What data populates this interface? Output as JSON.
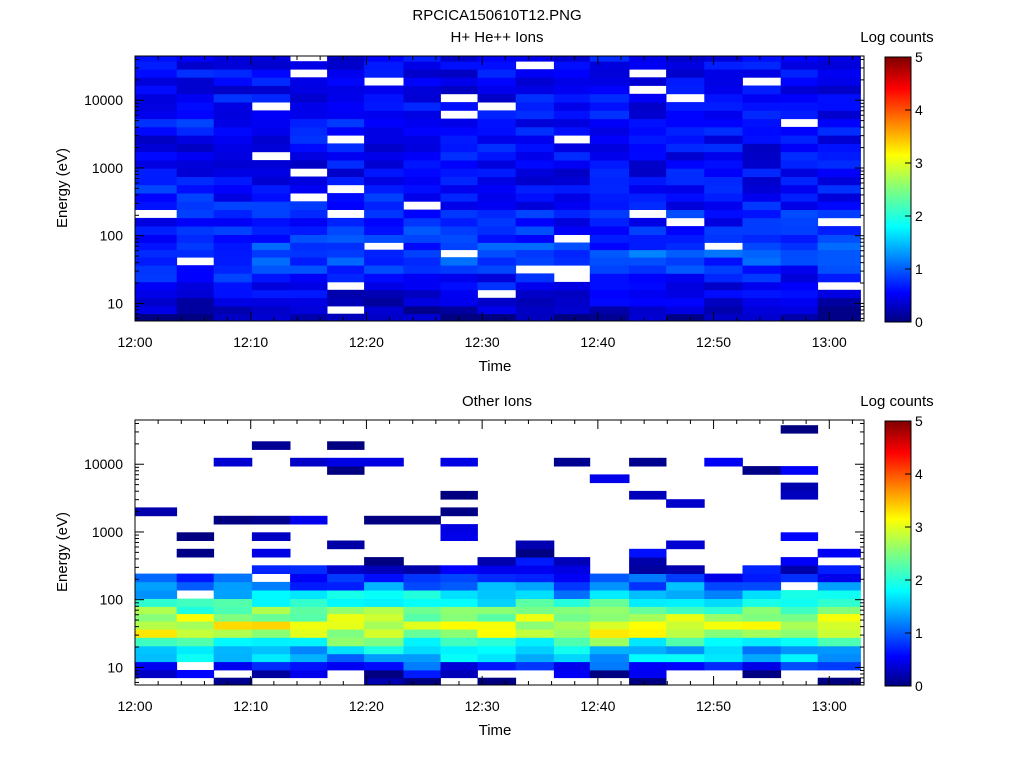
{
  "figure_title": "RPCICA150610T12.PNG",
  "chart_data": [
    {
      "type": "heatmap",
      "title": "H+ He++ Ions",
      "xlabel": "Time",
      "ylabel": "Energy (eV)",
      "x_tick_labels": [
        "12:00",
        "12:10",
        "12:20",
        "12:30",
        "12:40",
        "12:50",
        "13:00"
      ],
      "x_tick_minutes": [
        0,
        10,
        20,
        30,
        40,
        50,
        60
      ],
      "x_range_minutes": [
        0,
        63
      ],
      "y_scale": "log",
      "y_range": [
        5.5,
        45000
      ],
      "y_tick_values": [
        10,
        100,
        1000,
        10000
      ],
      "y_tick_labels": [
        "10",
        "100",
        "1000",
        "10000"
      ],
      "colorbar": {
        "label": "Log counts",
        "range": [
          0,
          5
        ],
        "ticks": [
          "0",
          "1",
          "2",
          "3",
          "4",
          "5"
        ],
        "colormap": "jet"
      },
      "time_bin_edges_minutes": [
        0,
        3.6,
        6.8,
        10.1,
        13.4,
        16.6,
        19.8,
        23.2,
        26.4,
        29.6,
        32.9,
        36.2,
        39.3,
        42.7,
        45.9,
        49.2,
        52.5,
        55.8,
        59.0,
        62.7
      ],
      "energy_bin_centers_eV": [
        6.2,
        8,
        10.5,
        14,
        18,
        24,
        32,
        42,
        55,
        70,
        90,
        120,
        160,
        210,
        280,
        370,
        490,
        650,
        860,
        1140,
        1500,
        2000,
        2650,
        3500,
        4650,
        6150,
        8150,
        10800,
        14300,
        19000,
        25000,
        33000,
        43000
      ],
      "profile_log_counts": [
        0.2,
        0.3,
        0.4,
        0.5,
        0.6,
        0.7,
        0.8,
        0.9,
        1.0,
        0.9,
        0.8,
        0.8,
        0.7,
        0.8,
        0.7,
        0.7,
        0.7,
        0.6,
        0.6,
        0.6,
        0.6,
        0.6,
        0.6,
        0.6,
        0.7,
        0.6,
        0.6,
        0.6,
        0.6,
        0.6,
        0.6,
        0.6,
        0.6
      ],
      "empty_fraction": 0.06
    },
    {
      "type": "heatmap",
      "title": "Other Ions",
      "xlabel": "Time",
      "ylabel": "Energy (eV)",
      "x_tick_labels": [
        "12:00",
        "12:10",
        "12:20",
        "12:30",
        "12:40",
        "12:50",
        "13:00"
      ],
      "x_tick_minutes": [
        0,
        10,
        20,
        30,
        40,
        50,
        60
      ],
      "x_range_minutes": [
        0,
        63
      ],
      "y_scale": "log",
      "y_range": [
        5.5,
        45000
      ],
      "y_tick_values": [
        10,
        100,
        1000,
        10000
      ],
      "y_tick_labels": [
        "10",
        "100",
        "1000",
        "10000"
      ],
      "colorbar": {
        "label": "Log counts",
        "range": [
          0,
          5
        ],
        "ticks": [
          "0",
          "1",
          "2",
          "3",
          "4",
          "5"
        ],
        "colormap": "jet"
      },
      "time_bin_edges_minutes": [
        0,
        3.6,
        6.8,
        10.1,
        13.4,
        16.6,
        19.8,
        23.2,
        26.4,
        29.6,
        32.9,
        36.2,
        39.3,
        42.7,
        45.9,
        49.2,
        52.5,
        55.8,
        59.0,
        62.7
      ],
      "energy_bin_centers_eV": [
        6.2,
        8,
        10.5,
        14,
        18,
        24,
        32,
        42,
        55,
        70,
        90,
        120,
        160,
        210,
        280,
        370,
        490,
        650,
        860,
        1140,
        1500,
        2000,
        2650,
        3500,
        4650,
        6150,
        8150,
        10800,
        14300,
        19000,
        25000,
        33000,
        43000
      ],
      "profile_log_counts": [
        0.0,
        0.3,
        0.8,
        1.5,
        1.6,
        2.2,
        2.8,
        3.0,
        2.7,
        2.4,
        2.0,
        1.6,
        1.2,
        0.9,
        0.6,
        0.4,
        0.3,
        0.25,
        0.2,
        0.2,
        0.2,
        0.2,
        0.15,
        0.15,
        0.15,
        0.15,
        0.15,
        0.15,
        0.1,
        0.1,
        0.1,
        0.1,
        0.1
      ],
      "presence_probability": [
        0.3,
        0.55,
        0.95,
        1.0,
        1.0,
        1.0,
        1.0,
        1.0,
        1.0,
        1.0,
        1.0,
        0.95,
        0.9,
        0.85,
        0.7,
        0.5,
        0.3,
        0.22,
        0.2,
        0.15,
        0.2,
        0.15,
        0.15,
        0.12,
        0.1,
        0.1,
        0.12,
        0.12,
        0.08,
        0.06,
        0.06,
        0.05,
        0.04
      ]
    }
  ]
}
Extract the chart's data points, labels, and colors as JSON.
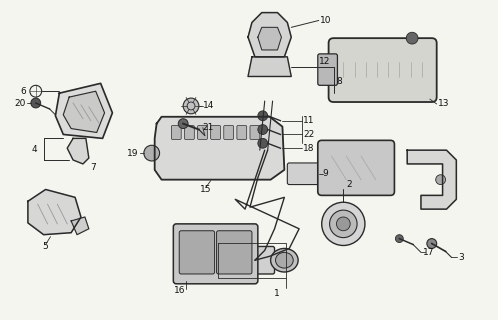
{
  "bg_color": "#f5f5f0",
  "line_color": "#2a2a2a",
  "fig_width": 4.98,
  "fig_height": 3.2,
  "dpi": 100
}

________________________________________

* What is being asked: In the listing, find every line with the word "JSON" and state how many there are, nothing more.

* Solution to this task: 2